[Image element box records]
▬▬▬▬▬▬▬▬▬▬

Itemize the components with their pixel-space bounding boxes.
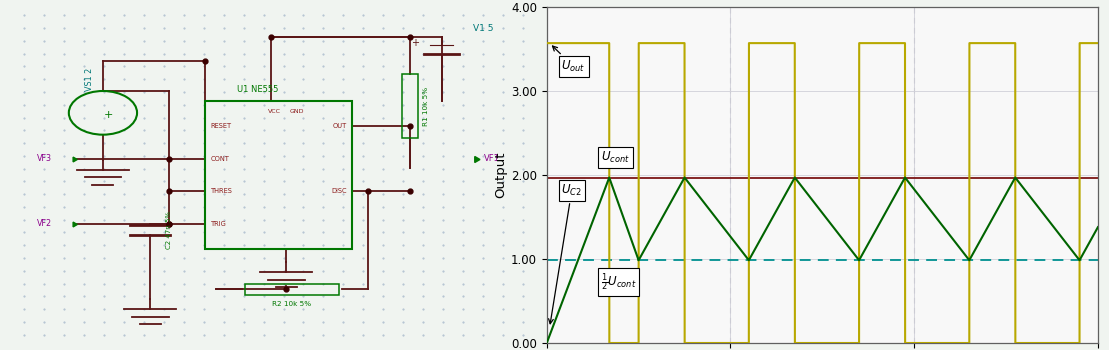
Text: VF3: VF3 [38,154,52,163]
Text: CONT: CONT [211,156,230,162]
Text: +: + [411,38,419,48]
Text: C2 47n 5%: C2 47n 5% [166,211,172,248]
Text: VF1: VF1 [484,154,499,163]
Text: VF2: VF2 [38,219,52,228]
Y-axis label: Output: Output [494,152,507,198]
Text: GND: GND [289,108,304,114]
Text: V1 5: V1 5 [474,23,494,33]
Text: +: + [103,110,113,120]
Text: R2 10k 5%: R2 10k 5% [273,301,312,307]
Text: TRIG: TRIG [211,221,226,227]
Text: U1 NE555: U1 NE555 [237,85,278,94]
Text: OUT: OUT [333,123,347,129]
Text: VCC: VCC [268,108,282,114]
Text: $U_{out}$: $U_{out}$ [552,46,586,74]
Text: $U_{C2}$: $U_{C2}$ [549,182,582,324]
Text: R1 10k 5%: R1 10k 5% [424,86,429,126]
Text: THRES: THRES [211,188,233,194]
Text: RESET: RESET [211,123,232,129]
Text: VS1 2: VS1 2 [84,68,93,91]
Text: $\frac{1}{2}U_{cont}$: $\frac{1}{2}U_{cont}$ [601,271,637,293]
Text: DISC: DISC [332,188,347,194]
Text: $U_{cont}$: $U_{cont}$ [601,150,630,165]
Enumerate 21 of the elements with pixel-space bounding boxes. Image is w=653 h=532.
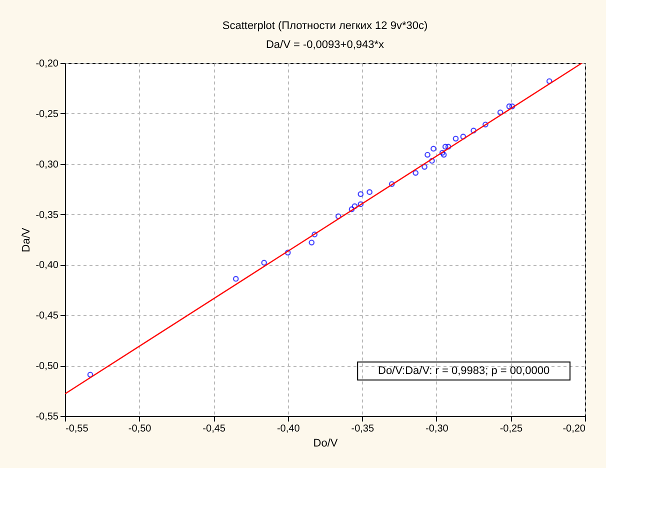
x-tick-label: -0,30 — [426, 424, 449, 434]
x-tick-label: -0,50 — [128, 424, 152, 434]
x-tick-label: -0,40 — [276, 424, 300, 434]
chart-title: Scatterplot (Плотности легких 12 9v*30c) — [222, 20, 428, 32]
y-tick-label: -0,40 — [36, 260, 59, 272]
y-tick-label: -0,55 — [36, 412, 59, 422]
x-tick-label: -0,45 — [202, 424, 226, 434]
x-tick-label: -0,35 — [351, 424, 374, 434]
y-tick-label: -0,20 — [36, 58, 59, 70]
y-tick-label: -0,25 — [36, 108, 59, 120]
y-tick-label: -0,45 — [36, 310, 59, 322]
x-tick-label: -0,25 — [500, 424, 524, 434]
y-tick-label: -0,50 — [36, 361, 59, 372]
y-tick-label: -0,30 — [36, 159, 59, 170]
x-tick-label: -0,55 — [66, 424, 89, 434]
annotation: Do/V:Da/V: r = 0,9983; p = 00,0000 — [378, 365, 550, 377]
y-tick-label: -0,35 — [36, 210, 59, 221]
chart-subtitle: Da/V = -0,0093+0,943*x — [266, 39, 385, 51]
x-axis-title: Do/V — [313, 438, 338, 450]
x-tick-label: -0,20 — [562, 424, 586, 434]
y-axis-title: Da/V — [20, 227, 33, 252]
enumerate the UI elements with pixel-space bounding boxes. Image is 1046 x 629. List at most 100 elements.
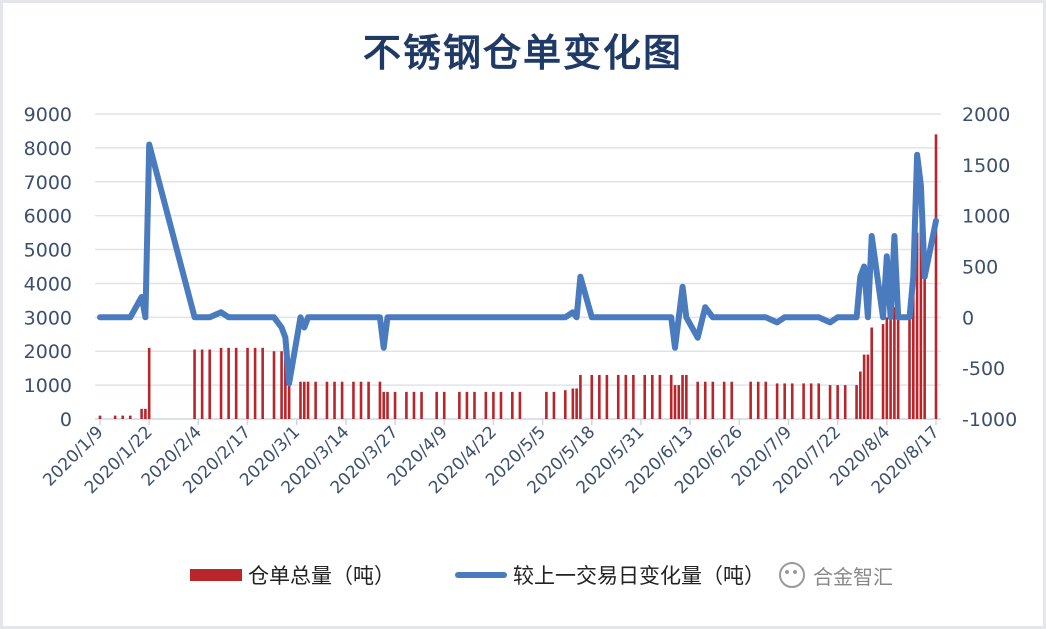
- wechat-icon: [779, 562, 805, 588]
- bar: [696, 381, 699, 419]
- bar: [575, 388, 578, 419]
- legend-line-label: 较上一交易日变化量（吨）: [513, 564, 765, 588]
- legend: 仓单总量（吨） 较上一交易日变化量（吨） 合金智汇: [190, 560, 893, 590]
- bar: [616, 374, 620, 419]
- right-tick-label: 1000: [962, 206, 1010, 228]
- bar: [306, 381, 310, 419]
- left-tick-label: 6000: [24, 206, 72, 228]
- bar: [234, 347, 238, 419]
- bar: [227, 347, 230, 419]
- bar: [246, 347, 249, 419]
- bar: [855, 385, 858, 419]
- bar: [624, 374, 628, 419]
- bar: [302, 381, 306, 419]
- bar: [200, 349, 204, 419]
- chart-title: 不锈钢仓单变化图: [362, 31, 683, 75]
- left-tick-label: 9000: [24, 104, 72, 126]
- bar: [367, 381, 370, 419]
- bar: [730, 381, 734, 419]
- bar: [722, 381, 726, 419]
- bar: [749, 381, 752, 419]
- left-tick-label: 8000: [24, 138, 72, 160]
- bar: [382, 391, 386, 419]
- bar: [284, 358, 287, 419]
- bar: [121, 415, 124, 419]
- bar: [919, 222, 923, 419]
- legend-line-swatch: [455, 572, 507, 578]
- right-tick-label: 1500: [962, 155, 1010, 177]
- bar: [632, 374, 635, 419]
- bar: [299, 381, 302, 419]
- bar: [272, 351, 276, 419]
- bar: [843, 385, 847, 419]
- bar: [817, 383, 821, 419]
- bar: [484, 391, 488, 419]
- left-tick-label: 1000: [24, 375, 72, 397]
- bar: [893, 307, 896, 419]
- bar: [352, 381, 355, 419]
- bar: [144, 408, 147, 419]
- bar: [866, 354, 870, 419]
- bar: [669, 374, 673, 419]
- left-tick-label: 0: [60, 409, 72, 431]
- bar: [934, 134, 938, 420]
- bar: [405, 391, 408, 419]
- bar: [756, 381, 760, 419]
- bar: [579, 374, 582, 419]
- bar: [862, 354, 866, 419]
- bar: [673, 385, 677, 419]
- bar: [412, 391, 416, 419]
- bar: [386, 391, 389, 419]
- bar: [836, 385, 839, 419]
- bar: [912, 283, 915, 419]
- right-tick-label: 500: [962, 257, 998, 279]
- bar: [908, 303, 911, 419]
- bar: [340, 381, 344, 419]
- bar: [492, 391, 495, 419]
- bar: [442, 391, 446, 419]
- bar: [677, 385, 681, 419]
- bar: [650, 374, 654, 419]
- left-tick-label: 7000: [24, 172, 72, 194]
- bar: [685, 374, 688, 419]
- bar: [280, 351, 283, 419]
- left-tick-label: 5000: [24, 240, 72, 262]
- bar: [545, 391, 548, 419]
- bar: [219, 347, 223, 419]
- right-tick-label: 2000: [962, 104, 1010, 126]
- bar: [147, 347, 151, 419]
- bar: [333, 381, 336, 419]
- bar: [605, 374, 609, 419]
- bar: [571, 388, 575, 419]
- bar: [598, 374, 601, 419]
- bar: [809, 383, 813, 419]
- bar: [915, 232, 919, 419]
- bar: [359, 381, 363, 419]
- change-line: [97, 141, 939, 387]
- left-tick-label: 2000: [24, 341, 72, 363]
- left-tick-label: 4000: [24, 273, 72, 295]
- left-tick-label: 3000: [24, 307, 72, 329]
- bar: [703, 381, 707, 419]
- bar: [881, 324, 885, 419]
- bar: [859, 371, 862, 419]
- right-tick-label: -1000: [962, 409, 1017, 431]
- bar: [253, 347, 257, 419]
- right-tick-label: -500: [962, 358, 1005, 380]
- bar: [314, 381, 317, 419]
- bar: [711, 381, 715, 419]
- bar: [889, 317, 892, 419]
- bar: [98, 415, 102, 419]
- bar: [435, 391, 438, 419]
- bar: [420, 391, 423, 419]
- bar: [499, 391, 503, 419]
- bar: [465, 391, 469, 419]
- legend-bar-swatch: [190, 569, 242, 581]
- bar: [658, 374, 662, 419]
- bar: [518, 391, 522, 419]
- bar: [378, 381, 382, 419]
- bar: [325, 381, 329, 419]
- bar: [643, 374, 647, 419]
- bar: [458, 391, 461, 419]
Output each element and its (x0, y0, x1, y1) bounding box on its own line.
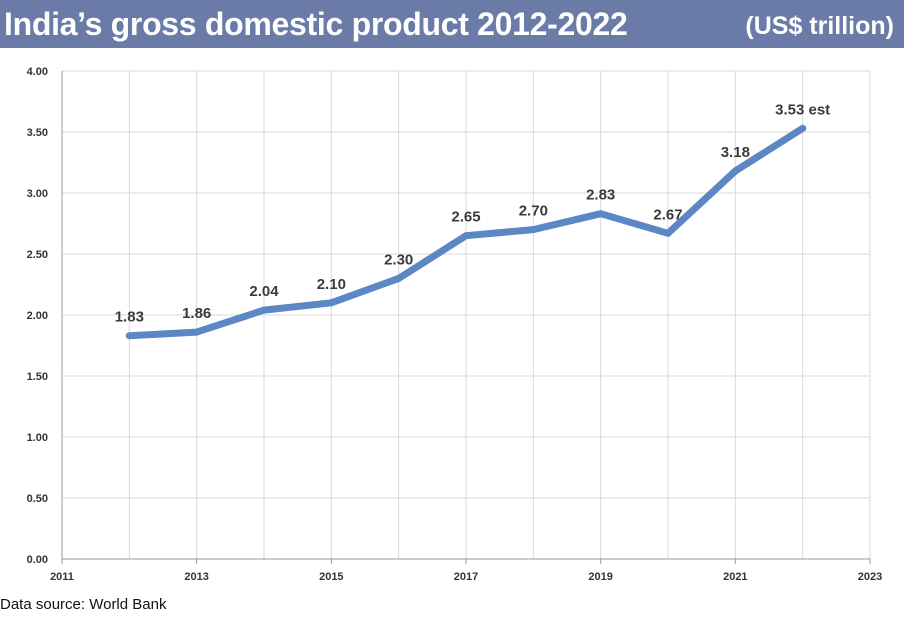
data-point (529, 226, 537, 234)
x-tick-label: 2013 (184, 571, 208, 583)
data-point (395, 274, 403, 282)
x-tick-label: 2019 (588, 571, 612, 583)
unit-label: (US$ trillion) (745, 12, 894, 40)
data-label: 1.83 (115, 309, 144, 326)
y-tick-label: 0.50 (27, 493, 48, 505)
data-point (462, 232, 470, 240)
y-tick-label: 3.50 (27, 127, 48, 139)
data-label: 2.30 (384, 251, 413, 268)
data-point (731, 167, 739, 175)
data-label: 1.86 (182, 305, 211, 322)
data-point (664, 229, 672, 237)
data-label: 3.18 (721, 144, 750, 161)
data-label: 2.70 (519, 203, 548, 220)
data-point (327, 299, 335, 307)
y-tick-label: 1.00 (27, 432, 48, 444)
y-tick-label: 1.50 (27, 371, 48, 383)
y-tick-label: 2.00 (27, 310, 48, 322)
y-tick-label: 0.00 (27, 554, 48, 566)
x-tick-label: 2021 (723, 571, 747, 583)
data-label: 2.10 (317, 276, 346, 293)
data-point (260, 306, 268, 314)
data-point (193, 328, 201, 336)
x-tick-label: 2011 (50, 571, 74, 583)
x-tick-label: 2023 (858, 571, 882, 583)
data-label: 2.67 (653, 206, 682, 223)
y-tick-label: 4.00 (27, 66, 48, 78)
series (125, 124, 807, 340)
title-bar: India’s gross domestic product 2012-2022… (0, 0, 904, 48)
y-tick-label: 2.50 (27, 249, 48, 261)
data-point (597, 210, 605, 218)
data-label: 2.04 (249, 283, 279, 300)
grid (61, 70, 871, 560)
data-source: Data source: World Bank (0, 596, 167, 613)
data-label: 2.65 (451, 209, 480, 226)
x-tick-label: 2015 (319, 571, 343, 583)
data-point (799, 124, 807, 132)
data-label: 3.53 est (775, 101, 830, 118)
y-tick-label: 3.00 (27, 188, 48, 200)
line-chart: 0.00 0.50 1.00 1.50 2.00 2.50 3.00 3.50 4.00 2011… (27, 66, 883, 583)
chart-title: India’s gross domestic product 2012-2022 (4, 6, 628, 42)
x-tick-label: 2017 (454, 571, 478, 583)
data-labels: 1.83 1.86 2.04 2.10 2.30 2.65 2.70 2.83 2.67 3.18… (115, 101, 830, 325)
data-point (125, 332, 133, 340)
data-label: 2.83 (586, 187, 615, 204)
axes: 0.00 0.50 1.00 1.50 2.00 2.50 3.00 3.50 4.00 2011… (27, 66, 883, 583)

▬▬▬▬▬▬▬▬▬▬

• SET EXERCISE: Reproduce word for word every line of the records from the line containing "data-point (529, 226, 537, 234)" down to the line containing "data-label: 3.53 est (775, 101, 830, 118)", including both of those lines.

• THE SOLUTION:
data-point (529, 226, 537, 234)
x-tick-label: 2013 (184, 571, 208, 583)
data-point (395, 274, 403, 282)
x-tick-label: 2019 (588, 571, 612, 583)
unit-label: (US$ trillion) (745, 12, 894, 40)
data-label: 1.83 (115, 309, 144, 326)
y-tick-label: 0.50 (27, 493, 48, 505)
data-point (462, 232, 470, 240)
y-tick-label: 3.50 (27, 127, 48, 139)
data-label: 2.30 (384, 251, 413, 268)
data-point (731, 167, 739, 175)
data-label: 1.86 (182, 305, 211, 322)
data-point (664, 229, 672, 237)
data-label: 3.18 (721, 144, 750, 161)
data-label: 2.70 (519, 203, 548, 220)
data-point (327, 299, 335, 307)
y-tick-label: 1.00 (27, 432, 48, 444)
y-tick-label: 1.50 (27, 371, 48, 383)
y-tick-label: 2.00 (27, 310, 48, 322)
y-tick-label: 0.00 (27, 554, 48, 566)
x-tick-label: 2021 (723, 571, 747, 583)
data-label: 2.10 (317, 276, 346, 293)
data-point (260, 306, 268, 314)
data-point (193, 328, 201, 336)
x-tick-label: 2011 (50, 571, 74, 583)
x-tick-label: 2023 (858, 571, 882, 583)
data-label: 2.67 (653, 206, 682, 223)
y-tick-label: 4.00 (27, 66, 48, 78)
series (125, 124, 807, 340)
title-bar: India’s gross domestic product 2012-2022… (0, 0, 904, 48)
y-tick-label: 2.50 (27, 249, 48, 261)
data-point (597, 210, 605, 218)
data-label: 2.04 (249, 283, 279, 300)
grid (61, 70, 871, 560)
data-source: Data source: World Bank (0, 596, 167, 613)
data-label: 2.65 (451, 209, 480, 226)
x-tick-label: 2015 (319, 571, 343, 583)
data-point (799, 124, 807, 132)
data-label: 3.53 est (775, 101, 830, 118)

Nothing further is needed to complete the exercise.